■ **Information given**
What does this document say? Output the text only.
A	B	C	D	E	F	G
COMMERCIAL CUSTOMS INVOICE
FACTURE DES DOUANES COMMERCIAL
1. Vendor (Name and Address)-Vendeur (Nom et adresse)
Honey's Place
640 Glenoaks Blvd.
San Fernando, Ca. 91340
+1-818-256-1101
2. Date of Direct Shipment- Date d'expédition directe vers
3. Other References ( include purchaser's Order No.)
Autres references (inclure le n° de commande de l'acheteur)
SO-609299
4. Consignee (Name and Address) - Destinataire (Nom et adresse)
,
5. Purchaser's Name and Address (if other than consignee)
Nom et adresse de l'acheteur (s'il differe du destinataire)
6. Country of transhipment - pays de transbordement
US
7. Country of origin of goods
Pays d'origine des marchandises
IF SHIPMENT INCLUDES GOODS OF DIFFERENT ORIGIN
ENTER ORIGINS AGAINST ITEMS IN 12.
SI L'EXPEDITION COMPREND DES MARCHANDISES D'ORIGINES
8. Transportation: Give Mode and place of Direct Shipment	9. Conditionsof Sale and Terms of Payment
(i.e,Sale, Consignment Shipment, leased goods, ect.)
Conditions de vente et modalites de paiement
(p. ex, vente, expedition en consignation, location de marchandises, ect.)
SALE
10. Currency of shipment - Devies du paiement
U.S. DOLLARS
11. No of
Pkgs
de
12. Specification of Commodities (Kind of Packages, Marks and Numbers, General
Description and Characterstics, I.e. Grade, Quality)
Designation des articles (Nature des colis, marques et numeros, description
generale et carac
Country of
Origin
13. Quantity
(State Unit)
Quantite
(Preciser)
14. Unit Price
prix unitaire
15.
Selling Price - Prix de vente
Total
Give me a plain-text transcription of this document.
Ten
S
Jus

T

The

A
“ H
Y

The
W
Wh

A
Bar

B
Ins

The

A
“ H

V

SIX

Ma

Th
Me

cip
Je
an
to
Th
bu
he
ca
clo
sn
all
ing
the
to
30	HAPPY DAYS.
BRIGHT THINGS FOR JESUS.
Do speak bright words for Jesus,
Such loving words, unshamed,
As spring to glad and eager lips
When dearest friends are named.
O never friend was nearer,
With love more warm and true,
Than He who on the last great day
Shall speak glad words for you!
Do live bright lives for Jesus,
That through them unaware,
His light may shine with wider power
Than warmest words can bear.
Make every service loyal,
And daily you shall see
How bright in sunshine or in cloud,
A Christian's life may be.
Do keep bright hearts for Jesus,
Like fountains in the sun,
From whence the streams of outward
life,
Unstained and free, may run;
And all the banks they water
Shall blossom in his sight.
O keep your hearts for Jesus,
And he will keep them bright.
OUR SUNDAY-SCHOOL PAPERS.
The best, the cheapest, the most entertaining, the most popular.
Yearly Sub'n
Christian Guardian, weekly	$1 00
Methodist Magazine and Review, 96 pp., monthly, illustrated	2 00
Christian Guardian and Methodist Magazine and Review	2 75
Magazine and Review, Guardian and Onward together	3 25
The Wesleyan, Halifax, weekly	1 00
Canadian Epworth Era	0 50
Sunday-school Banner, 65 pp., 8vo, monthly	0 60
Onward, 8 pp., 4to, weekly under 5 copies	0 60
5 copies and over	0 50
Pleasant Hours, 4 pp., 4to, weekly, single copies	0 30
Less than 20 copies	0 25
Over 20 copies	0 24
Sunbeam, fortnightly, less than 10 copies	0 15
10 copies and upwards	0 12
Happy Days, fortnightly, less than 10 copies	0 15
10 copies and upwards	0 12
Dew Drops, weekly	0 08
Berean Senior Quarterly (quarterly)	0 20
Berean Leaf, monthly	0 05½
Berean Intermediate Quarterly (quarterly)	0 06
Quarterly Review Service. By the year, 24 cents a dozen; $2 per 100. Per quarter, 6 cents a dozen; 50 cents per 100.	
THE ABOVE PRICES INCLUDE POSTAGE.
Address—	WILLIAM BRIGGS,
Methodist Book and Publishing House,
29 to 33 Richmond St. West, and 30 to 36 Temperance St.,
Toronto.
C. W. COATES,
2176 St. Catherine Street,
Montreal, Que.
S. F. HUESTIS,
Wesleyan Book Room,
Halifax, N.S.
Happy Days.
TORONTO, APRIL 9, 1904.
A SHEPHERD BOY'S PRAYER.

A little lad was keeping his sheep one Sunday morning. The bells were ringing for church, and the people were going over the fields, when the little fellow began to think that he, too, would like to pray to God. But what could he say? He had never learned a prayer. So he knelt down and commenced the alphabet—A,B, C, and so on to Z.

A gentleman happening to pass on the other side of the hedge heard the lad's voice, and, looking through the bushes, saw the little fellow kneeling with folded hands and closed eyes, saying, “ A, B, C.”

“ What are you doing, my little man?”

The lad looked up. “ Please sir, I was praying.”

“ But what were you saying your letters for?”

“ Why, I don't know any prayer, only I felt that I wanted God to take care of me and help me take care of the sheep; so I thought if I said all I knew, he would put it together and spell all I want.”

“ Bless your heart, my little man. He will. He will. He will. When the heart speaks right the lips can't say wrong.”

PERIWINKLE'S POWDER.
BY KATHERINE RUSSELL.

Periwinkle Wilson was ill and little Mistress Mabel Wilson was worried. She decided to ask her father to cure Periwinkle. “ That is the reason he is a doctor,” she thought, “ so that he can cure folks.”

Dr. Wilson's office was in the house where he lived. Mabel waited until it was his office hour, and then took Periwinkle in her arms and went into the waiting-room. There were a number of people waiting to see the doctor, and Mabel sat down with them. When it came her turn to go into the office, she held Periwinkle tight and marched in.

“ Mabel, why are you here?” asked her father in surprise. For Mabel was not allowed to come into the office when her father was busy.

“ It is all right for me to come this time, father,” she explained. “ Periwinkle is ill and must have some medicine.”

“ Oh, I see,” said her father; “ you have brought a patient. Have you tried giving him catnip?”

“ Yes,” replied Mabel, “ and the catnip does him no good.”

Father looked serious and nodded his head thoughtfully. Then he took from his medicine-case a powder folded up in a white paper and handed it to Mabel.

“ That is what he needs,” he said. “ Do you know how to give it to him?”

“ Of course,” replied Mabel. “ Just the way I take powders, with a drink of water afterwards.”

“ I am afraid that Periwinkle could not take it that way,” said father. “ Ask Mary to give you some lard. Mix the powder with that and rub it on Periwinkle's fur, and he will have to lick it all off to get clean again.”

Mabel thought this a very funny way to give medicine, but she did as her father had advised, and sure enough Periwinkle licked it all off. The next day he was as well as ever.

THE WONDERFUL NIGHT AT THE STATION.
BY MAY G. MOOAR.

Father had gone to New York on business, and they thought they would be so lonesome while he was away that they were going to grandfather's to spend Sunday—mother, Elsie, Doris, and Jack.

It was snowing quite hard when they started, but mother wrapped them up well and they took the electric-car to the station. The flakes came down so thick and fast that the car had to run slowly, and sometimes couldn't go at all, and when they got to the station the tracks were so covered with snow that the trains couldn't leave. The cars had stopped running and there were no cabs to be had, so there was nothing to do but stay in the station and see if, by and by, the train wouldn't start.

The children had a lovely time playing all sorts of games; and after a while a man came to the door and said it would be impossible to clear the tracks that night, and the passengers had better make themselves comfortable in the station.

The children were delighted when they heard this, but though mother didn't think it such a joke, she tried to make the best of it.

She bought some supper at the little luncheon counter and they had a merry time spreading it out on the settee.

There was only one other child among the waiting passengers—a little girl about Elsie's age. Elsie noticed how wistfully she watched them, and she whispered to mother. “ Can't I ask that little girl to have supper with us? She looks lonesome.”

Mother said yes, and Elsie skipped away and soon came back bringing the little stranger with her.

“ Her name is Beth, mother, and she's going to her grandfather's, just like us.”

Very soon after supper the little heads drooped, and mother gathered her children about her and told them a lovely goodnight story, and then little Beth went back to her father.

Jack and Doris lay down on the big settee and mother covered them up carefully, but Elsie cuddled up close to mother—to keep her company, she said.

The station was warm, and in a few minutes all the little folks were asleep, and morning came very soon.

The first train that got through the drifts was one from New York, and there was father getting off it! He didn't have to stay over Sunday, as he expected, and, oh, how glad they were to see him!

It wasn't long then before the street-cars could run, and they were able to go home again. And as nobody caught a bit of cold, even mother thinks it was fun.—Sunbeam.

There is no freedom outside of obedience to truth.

■ **Instruction**
Look through the records and gather every line containing "Halifax".

■ **Task solution**
The Wesleyan, Halifax, weekly	1 00
Halifax, N.S.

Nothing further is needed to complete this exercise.